# GOAL OF THE EXERCISE
Retype the part of the court opinion that begins at the words "The State offered" and stops after the words "believe it did.".

On the one hand, if a reviewing court finds insufficient evidence to convict the appellant of the crimes charged, the appeals court dismisses the charges. State v. Teal, 152 Wn.2d 333, 337-38, 96 P.3d 974 (2004). On the other hand, an instructional error typically leads to a reversal and remand for a new trial. State v. Brown, 147 Wn.2d 330, 349, 58 P.3d 889 (2002); State v. Cronin, 142 Wn.2d 568, 582, 14 P.3d 752 (2000). Although the error I identify can be classified as an instructional error, I would dismiss the charges rather than remand for a new trial. In any remand, the State should not be free to omit the reference to Kittitas County in the jury instructions, because the State would essentially be amending the charges or altering the law of the case in a second trial. The State might clarify, in the jury instructions, what evidence or guidelines the jury should review when determining if the crimes occurred in Kittitas County. Nevertheless, Washington law is not developed sufficiently to provide these guidelines. The instructional error cannot readily be fixed. Therefore, dismissal remains the more apt remedy.
PENNELL, J. (dissenting)
We are confronted with the question of where information is located when it is provided electronically. In the present context, the verb "to provide" is transitive. Webster's Third New International Dictionary 1827 (1993). It contemplates both a subject (the provider) and an object (the recipient). Id. When it comes to electronic transmission, information can be provided from one location and received in another. In such circumstances, it stands to reason that the offense of providing false information will often encompass more than one location.
The State offered no information about Mr. Camarata's location at the time he submitted his false voter registration and declaration of candidacy. As a result, the situs of his offense cannot be established by looking to where Mr. Camarata's false information was initiated. But this does not end the matter. Because the act of providing electronic information can extend to more than one location, this case instead turns on whether the State satisfied its self-imposed burden of proving the information was received in Kittitas County. I believe it did.

Data records:
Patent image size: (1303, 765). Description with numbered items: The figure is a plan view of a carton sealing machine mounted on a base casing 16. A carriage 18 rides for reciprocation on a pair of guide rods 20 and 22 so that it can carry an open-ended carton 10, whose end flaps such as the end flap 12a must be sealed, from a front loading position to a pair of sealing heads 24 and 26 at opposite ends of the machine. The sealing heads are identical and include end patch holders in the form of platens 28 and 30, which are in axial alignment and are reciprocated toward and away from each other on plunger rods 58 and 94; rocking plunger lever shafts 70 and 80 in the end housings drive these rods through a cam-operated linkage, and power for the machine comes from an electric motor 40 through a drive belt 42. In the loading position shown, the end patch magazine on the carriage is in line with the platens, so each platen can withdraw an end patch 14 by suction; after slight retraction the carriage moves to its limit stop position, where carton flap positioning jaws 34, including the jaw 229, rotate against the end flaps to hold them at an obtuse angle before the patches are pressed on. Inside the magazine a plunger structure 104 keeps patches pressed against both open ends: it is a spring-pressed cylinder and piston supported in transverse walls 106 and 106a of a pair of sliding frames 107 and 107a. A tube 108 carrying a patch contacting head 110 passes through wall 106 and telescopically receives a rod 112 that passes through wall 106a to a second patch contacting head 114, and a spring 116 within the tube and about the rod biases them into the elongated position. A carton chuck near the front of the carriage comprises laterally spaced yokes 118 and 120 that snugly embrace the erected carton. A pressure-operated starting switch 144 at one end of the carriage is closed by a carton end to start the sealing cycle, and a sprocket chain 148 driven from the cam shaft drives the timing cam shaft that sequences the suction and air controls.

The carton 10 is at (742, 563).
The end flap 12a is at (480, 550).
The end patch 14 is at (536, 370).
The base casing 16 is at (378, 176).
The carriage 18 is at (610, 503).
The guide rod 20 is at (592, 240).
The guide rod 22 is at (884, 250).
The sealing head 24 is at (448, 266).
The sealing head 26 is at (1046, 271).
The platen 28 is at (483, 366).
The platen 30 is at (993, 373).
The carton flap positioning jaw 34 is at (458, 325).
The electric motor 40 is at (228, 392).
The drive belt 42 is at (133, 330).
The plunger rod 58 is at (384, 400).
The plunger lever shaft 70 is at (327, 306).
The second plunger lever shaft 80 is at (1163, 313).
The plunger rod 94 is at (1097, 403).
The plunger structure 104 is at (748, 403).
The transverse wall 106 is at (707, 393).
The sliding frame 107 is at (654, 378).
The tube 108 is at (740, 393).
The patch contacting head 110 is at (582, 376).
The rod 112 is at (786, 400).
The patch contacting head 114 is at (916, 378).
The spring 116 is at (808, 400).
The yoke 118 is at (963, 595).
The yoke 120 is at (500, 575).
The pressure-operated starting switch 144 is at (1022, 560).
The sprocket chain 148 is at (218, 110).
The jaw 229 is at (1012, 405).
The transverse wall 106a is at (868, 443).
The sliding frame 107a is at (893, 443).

# REPLY
The State offered no information about Mr. Camarata's location at the time he submitted his false voter registration and declaration of candidacy. As a result, the situs of his offense cannot be established by looking to where Mr. Camarata's false information was initiated. But this does not end the matter. Because the act of providing electronic information can extend to more than one location, this case instead turns on whether the State satisfied its self-imposed burden of proving the information was received in Kittitas County. I believe it did.